Il n’y a plus qu’à prendre les télésièges aux coussins confortables et monter jusqu’à atteindre les cimes indiquées. Dans les télésièges vous faites le tour du monde sans bouger de votre place...votre voisin de droite parle un anglais impeccable, tout droit sorti de Oxford, et sur votre gauche vous entendez les copines blaguer en italien. A la remontée suivante, vous entendez parler allemand, hollandais ou Russe.

En haut des cimes, le monde vous appartient, une vue splendide qui plonge dans les vallées où travaillent les hommes jusqu’à la mer, où l’on devine les cheminées des porte-containers que les derniers dockers de Marseille sont en train de décharger. Vous dévalez les pistes à la vitesse de la lumière, et dans ce jeu entre soleil, neige et vitesse, le seul sentiment qui vous étreigne à ce moment là, c’est celui de liberté, d’une liberté absolue.

━━━

• CONSIGNES
1. Citez le passage sur le ski entre « En haut des » et « d’une liberté absolue. », ces deux bornes comprises.
2. Résumez en deux phrases le paragraphe de l'extrait sur le ski qui commence par « En haut des cimes », sans perdre ses faits principaux.

• ENTRÉES DE DONNÉES

━━━

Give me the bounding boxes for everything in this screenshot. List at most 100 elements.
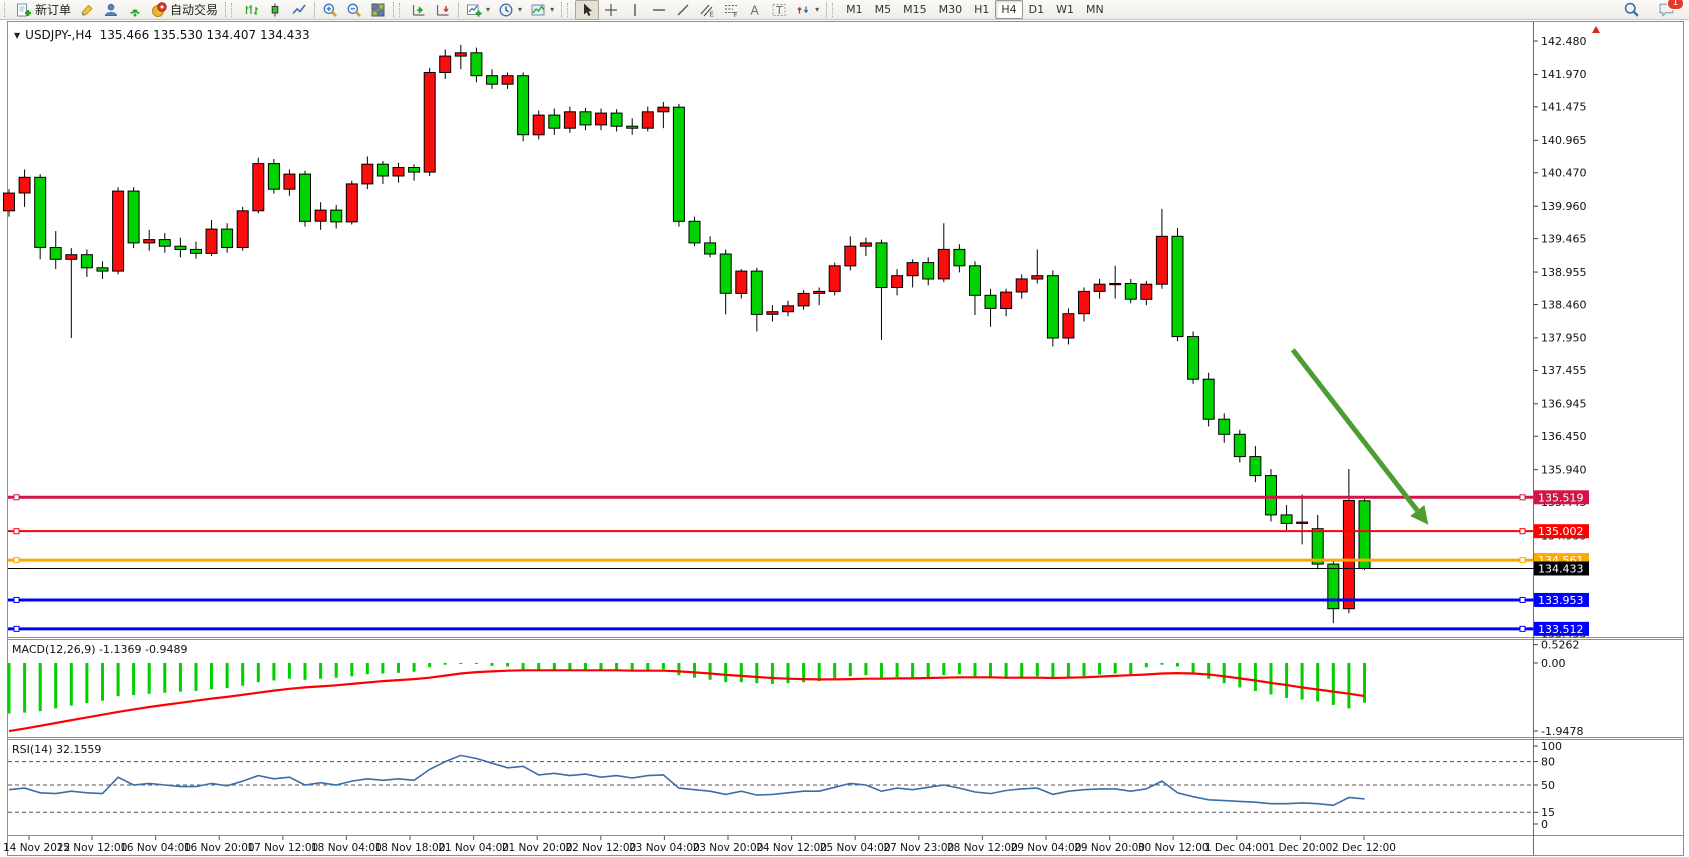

━━━

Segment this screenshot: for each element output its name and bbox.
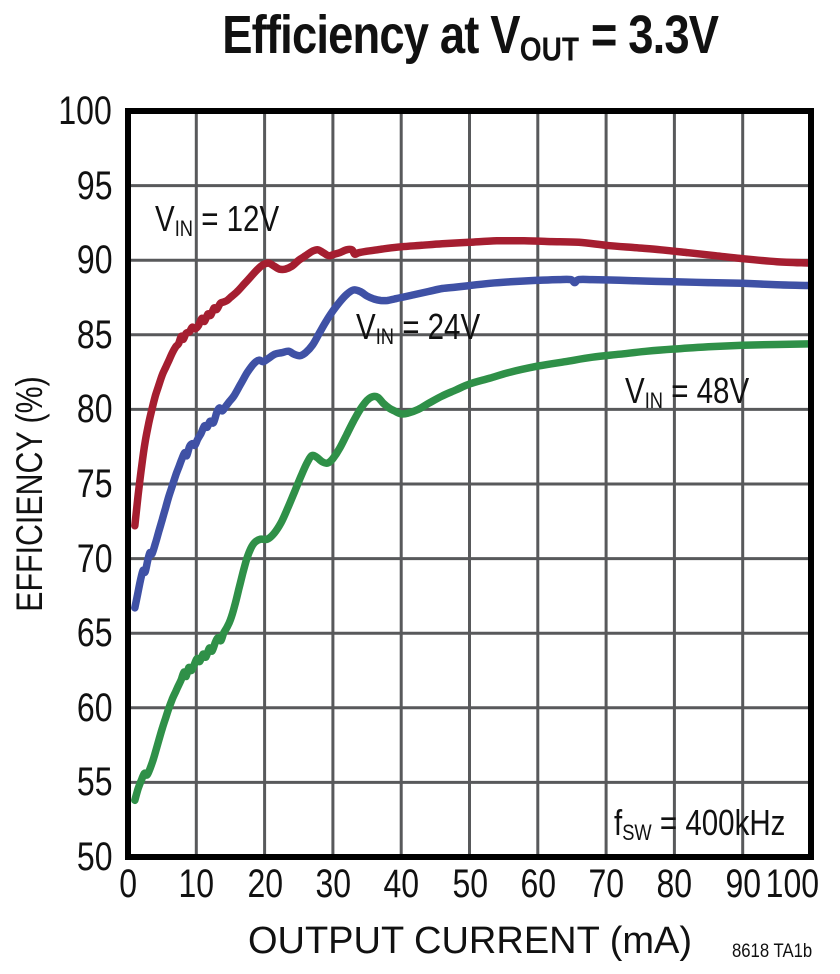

━━━

• RÉSULTATS FINAUX
1.
En haut des cimes, le monde vous appartient, une vue splendide qui plonge dans les vallées où travaillent les hommes jusqu’à la mer, où l’on devine les cheminées des porte-containers que les derniers dockers de Marseille sont en train de décharger. Vous dévalez les pistes à la vitesse de la lumière, et dans ce jeu entre soleil, neige et vitesse, le seul sentiment qui vous étreigne à ce moment là, c’est celui de liberté, d’une liberté absolue.

2. Au sommet, la vue splendide s'étend sur les vallées jusqu'à la mer, où l'on devine les cheminées des porte-containers que déchargent les derniers dockers de Marseille. Descendre les pistes à toute vitesse, entre soleil et neige, procure un sentiment de liberté absolue.